### GOAL
Count how many lines of the data include "close". The answer is that number and nothing else.
-- start DATA SHOWN --
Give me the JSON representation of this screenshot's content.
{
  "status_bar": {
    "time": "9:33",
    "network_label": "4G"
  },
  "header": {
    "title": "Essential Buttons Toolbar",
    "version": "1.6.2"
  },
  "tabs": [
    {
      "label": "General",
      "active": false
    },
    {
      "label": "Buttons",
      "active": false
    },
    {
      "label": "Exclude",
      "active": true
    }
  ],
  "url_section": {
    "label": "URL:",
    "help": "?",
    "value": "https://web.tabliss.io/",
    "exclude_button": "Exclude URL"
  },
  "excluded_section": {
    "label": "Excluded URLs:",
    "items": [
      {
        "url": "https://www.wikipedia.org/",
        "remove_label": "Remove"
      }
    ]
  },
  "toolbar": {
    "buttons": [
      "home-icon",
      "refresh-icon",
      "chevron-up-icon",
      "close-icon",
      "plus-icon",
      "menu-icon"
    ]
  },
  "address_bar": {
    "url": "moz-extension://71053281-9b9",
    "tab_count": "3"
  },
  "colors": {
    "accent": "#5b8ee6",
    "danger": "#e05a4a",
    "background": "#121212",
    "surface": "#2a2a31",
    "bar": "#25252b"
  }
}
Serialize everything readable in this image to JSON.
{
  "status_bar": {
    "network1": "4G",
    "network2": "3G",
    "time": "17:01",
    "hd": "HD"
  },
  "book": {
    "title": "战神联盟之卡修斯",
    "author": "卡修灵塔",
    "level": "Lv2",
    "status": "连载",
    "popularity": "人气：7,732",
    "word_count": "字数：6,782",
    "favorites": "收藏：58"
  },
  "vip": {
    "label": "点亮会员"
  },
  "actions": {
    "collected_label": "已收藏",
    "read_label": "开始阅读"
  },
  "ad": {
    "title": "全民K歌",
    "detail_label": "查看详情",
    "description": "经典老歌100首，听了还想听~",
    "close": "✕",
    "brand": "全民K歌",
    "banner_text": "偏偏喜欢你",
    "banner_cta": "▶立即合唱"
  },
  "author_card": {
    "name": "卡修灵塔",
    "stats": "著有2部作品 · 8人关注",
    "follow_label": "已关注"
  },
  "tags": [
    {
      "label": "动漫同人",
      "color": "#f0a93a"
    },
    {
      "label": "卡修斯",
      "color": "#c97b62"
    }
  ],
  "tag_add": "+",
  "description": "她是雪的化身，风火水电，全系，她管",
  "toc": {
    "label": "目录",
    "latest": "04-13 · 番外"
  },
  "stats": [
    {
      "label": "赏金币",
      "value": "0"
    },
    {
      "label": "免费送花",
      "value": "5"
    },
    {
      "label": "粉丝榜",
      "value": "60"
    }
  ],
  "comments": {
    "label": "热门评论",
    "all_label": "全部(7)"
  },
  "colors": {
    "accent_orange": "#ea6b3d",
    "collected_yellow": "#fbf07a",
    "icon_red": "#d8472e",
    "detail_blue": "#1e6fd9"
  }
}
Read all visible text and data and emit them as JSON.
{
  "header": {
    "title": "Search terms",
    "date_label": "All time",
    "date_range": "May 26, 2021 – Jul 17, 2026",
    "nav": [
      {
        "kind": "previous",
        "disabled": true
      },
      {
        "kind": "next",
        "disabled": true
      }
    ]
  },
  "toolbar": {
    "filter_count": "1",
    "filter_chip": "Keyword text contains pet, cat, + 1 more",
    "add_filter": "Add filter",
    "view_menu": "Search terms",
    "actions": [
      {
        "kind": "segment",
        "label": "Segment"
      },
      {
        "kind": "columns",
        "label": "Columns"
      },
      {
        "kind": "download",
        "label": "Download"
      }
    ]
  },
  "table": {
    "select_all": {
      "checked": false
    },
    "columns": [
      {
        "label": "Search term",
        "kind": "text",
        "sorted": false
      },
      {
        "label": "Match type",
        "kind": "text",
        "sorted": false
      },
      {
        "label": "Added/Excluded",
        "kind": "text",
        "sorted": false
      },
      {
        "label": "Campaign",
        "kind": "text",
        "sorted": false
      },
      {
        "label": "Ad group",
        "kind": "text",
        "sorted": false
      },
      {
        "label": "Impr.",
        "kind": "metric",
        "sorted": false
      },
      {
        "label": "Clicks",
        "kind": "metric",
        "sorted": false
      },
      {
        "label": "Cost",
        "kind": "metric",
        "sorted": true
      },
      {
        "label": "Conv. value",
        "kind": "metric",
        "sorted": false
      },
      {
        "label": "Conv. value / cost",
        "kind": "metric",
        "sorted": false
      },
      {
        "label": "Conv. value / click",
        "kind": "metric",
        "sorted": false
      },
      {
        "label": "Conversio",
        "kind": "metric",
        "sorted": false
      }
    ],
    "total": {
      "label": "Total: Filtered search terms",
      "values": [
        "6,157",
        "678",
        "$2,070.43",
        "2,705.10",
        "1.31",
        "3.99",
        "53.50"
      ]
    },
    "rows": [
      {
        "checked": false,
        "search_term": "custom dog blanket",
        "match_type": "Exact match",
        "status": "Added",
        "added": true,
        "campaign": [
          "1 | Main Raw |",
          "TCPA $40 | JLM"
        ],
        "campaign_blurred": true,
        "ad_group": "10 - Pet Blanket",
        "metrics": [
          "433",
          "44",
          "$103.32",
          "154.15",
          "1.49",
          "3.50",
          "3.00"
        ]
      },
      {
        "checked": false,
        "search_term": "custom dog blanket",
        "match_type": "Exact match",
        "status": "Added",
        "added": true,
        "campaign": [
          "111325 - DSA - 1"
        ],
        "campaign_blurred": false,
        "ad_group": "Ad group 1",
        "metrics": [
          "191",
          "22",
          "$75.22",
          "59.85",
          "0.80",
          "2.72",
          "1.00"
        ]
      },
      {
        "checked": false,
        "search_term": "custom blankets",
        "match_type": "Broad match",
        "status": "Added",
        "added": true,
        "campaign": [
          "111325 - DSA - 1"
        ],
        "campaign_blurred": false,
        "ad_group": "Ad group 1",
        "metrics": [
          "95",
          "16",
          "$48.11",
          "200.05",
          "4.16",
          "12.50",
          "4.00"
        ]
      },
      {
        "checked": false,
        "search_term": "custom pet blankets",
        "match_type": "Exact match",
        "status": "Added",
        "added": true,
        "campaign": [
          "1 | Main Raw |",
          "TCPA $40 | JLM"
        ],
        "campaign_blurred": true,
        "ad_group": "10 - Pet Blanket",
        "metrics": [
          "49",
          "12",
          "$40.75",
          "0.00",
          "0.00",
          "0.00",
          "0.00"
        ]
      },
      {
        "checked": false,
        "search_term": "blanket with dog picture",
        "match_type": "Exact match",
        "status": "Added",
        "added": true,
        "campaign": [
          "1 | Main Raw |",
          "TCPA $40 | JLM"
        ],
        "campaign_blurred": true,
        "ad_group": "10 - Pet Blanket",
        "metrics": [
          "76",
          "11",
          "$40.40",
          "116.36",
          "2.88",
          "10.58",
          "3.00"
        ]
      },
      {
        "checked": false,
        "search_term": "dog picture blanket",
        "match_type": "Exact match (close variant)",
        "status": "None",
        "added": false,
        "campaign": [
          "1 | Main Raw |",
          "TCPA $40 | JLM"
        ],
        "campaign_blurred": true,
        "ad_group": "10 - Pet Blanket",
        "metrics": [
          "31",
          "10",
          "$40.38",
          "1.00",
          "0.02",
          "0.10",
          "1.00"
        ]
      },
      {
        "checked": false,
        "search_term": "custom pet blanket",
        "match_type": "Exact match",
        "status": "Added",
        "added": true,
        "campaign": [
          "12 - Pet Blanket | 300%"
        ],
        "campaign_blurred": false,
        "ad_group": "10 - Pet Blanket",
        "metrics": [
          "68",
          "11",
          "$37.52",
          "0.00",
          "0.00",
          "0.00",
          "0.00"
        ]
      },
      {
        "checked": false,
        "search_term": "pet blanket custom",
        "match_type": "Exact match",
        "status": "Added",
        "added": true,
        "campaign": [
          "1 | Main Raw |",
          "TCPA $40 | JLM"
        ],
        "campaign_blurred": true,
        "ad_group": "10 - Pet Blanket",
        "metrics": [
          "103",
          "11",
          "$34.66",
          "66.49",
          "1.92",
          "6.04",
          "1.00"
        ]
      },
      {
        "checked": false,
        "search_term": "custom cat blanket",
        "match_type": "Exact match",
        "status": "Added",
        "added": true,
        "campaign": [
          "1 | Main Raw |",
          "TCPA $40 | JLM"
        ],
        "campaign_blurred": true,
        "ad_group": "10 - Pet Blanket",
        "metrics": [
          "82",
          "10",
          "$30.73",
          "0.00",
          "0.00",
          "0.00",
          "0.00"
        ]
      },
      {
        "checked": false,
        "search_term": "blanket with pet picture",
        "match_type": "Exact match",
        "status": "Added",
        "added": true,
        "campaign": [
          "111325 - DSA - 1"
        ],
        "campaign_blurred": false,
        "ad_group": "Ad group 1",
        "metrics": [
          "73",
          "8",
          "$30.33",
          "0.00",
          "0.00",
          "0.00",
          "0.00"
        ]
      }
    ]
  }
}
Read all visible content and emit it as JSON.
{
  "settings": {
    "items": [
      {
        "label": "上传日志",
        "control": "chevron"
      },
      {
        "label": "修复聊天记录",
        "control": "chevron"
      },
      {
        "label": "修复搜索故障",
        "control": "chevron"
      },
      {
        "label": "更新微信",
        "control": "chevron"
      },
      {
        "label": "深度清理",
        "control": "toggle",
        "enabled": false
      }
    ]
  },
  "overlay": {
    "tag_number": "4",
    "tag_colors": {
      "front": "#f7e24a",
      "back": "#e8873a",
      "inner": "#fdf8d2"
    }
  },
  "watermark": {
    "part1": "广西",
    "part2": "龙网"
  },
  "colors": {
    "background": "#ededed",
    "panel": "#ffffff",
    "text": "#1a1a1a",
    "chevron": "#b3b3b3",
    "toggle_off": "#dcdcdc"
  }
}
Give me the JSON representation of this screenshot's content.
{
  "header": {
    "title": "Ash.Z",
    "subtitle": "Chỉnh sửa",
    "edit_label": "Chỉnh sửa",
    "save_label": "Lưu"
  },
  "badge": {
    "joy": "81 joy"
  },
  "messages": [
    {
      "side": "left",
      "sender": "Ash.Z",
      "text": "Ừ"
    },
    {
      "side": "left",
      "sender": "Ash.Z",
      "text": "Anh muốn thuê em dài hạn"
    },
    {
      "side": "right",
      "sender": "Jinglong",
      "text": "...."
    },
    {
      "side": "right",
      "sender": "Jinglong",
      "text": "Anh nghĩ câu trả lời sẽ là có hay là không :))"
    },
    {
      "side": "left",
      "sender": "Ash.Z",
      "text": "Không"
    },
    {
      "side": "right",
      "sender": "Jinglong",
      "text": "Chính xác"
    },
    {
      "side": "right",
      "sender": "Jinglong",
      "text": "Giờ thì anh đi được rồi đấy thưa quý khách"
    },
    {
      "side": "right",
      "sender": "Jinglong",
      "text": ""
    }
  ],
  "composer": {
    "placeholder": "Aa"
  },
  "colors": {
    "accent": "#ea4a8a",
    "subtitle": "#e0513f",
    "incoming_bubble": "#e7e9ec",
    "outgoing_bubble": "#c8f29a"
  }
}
-- end DATA SHOWN --
### WRITTEN RESPONSE
3